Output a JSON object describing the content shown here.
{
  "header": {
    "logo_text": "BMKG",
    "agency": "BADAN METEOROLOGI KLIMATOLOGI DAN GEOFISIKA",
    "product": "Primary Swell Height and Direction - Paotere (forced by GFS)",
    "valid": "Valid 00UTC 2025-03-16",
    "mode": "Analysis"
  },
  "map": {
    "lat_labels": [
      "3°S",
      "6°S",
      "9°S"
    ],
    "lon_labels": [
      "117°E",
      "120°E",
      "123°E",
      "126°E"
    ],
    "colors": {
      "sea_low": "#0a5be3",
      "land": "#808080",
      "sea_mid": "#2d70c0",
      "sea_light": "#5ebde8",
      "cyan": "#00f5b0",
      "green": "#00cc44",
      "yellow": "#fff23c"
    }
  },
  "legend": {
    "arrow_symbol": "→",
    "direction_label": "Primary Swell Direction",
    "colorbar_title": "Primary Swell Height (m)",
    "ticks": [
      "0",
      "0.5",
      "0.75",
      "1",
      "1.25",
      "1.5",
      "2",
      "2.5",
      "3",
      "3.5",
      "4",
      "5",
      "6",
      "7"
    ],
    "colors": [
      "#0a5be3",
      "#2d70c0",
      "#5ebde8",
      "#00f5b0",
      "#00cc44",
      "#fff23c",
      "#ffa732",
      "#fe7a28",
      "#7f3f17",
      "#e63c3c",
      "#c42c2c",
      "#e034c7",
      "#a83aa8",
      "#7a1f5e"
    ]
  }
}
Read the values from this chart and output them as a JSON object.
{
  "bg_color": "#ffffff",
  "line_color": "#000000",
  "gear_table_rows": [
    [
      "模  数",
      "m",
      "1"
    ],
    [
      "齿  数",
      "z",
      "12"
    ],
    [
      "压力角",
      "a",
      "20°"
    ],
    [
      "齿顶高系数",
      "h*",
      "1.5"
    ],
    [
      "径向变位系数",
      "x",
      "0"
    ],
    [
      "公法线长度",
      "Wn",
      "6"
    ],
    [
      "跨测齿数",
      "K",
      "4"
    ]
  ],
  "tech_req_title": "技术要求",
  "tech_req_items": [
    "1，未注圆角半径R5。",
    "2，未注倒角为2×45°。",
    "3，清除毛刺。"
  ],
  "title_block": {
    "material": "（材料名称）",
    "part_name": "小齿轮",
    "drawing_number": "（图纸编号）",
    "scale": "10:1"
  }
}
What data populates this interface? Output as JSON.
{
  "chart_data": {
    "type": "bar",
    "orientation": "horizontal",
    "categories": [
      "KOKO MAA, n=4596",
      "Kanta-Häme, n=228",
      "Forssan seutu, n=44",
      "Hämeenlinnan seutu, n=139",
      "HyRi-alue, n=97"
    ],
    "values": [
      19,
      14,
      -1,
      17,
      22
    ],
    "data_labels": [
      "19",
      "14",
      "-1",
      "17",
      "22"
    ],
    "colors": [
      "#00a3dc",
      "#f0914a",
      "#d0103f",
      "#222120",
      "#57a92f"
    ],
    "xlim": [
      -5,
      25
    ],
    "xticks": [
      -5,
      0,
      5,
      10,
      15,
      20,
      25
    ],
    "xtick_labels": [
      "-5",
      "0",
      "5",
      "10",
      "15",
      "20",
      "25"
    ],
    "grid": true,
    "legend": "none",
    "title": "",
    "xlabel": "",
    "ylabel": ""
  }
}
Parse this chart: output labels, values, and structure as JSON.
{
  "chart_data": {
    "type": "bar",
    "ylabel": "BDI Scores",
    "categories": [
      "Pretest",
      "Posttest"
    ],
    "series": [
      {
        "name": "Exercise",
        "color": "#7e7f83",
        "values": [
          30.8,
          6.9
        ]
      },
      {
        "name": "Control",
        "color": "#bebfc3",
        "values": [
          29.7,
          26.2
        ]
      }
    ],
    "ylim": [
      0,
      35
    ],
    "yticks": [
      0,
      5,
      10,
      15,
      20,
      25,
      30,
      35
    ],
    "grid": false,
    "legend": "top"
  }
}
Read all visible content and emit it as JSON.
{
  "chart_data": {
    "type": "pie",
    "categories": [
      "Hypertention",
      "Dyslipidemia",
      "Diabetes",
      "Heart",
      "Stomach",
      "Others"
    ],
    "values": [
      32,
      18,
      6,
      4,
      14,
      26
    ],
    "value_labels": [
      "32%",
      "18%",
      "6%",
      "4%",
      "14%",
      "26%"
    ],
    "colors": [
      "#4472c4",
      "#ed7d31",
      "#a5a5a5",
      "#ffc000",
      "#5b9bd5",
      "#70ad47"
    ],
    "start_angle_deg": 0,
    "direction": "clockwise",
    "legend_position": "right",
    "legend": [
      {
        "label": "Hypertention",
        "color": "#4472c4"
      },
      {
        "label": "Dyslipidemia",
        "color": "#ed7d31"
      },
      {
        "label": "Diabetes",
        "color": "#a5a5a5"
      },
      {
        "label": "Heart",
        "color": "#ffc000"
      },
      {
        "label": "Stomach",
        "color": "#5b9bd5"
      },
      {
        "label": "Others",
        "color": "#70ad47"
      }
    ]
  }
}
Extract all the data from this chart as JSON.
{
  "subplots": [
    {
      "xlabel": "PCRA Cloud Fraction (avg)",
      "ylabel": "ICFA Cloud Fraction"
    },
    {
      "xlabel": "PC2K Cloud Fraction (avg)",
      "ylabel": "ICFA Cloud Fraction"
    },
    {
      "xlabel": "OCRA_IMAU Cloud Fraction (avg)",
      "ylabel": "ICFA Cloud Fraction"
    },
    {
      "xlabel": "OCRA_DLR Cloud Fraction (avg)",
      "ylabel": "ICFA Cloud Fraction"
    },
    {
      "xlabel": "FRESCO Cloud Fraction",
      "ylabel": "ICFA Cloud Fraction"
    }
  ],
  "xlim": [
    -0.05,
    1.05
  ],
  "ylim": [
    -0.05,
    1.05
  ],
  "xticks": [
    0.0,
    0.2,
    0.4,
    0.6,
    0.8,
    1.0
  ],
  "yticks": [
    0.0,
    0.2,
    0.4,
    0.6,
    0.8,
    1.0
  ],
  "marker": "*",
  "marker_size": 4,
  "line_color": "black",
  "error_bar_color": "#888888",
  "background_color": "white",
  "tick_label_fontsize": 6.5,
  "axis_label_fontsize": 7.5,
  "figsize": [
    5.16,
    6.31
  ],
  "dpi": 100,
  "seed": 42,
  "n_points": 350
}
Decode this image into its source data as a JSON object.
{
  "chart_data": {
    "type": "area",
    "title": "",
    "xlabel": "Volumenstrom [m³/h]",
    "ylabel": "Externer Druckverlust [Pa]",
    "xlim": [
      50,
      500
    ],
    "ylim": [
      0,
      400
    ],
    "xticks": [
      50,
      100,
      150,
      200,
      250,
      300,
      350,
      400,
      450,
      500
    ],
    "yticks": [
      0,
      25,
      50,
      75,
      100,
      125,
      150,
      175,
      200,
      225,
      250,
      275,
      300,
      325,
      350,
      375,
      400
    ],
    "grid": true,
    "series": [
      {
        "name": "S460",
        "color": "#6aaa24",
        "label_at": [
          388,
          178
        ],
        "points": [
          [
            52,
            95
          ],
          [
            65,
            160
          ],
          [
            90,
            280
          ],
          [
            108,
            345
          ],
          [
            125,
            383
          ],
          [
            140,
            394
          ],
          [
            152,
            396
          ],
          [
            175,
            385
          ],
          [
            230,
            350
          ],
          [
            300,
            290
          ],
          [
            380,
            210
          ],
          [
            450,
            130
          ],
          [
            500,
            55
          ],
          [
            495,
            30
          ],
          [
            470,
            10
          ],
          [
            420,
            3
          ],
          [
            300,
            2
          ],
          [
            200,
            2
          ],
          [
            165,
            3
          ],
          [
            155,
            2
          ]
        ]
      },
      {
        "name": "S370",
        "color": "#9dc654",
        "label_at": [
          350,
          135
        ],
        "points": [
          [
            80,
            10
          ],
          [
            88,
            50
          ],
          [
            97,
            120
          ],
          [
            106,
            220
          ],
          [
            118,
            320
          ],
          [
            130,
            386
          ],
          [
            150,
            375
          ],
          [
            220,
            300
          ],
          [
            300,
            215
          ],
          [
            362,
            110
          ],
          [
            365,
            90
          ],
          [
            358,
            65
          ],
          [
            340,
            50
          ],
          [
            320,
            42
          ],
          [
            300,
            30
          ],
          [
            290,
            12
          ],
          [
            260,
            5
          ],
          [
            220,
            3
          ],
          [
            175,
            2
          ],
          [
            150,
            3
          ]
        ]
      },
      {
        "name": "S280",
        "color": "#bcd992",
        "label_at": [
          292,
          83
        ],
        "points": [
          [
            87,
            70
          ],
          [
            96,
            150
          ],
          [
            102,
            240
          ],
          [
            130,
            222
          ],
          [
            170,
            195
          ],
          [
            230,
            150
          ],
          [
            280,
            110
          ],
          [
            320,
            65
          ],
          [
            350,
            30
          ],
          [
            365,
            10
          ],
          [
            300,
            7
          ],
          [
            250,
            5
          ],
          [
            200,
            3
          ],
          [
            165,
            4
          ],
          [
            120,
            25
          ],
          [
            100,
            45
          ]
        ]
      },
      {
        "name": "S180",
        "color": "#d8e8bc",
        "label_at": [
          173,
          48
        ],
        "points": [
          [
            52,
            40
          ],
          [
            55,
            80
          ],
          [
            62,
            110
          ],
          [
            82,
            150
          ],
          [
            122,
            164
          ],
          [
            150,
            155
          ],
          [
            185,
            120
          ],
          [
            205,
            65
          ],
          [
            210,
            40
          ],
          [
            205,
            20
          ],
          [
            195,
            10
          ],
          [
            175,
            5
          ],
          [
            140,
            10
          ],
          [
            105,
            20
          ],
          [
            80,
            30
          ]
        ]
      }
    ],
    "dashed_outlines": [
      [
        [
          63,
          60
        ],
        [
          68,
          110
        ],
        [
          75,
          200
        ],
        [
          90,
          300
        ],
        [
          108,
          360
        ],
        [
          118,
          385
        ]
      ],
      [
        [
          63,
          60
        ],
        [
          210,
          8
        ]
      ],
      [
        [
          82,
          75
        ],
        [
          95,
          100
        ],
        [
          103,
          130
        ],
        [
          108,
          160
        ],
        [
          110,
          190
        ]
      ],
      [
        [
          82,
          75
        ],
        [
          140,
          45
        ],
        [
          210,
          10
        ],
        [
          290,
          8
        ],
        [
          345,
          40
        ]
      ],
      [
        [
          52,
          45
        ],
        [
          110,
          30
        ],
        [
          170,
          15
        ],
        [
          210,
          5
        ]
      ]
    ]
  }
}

## Short problem
Using the records above, find and show each line with the string "Swell".

## Worked solution
    "product": "Primary Swell Height and Direction - Paotere (forced by GFS)",
    "direction_label": "Primary Swell Direction",
    "colorbar_title": "Primary Swell Height (m)",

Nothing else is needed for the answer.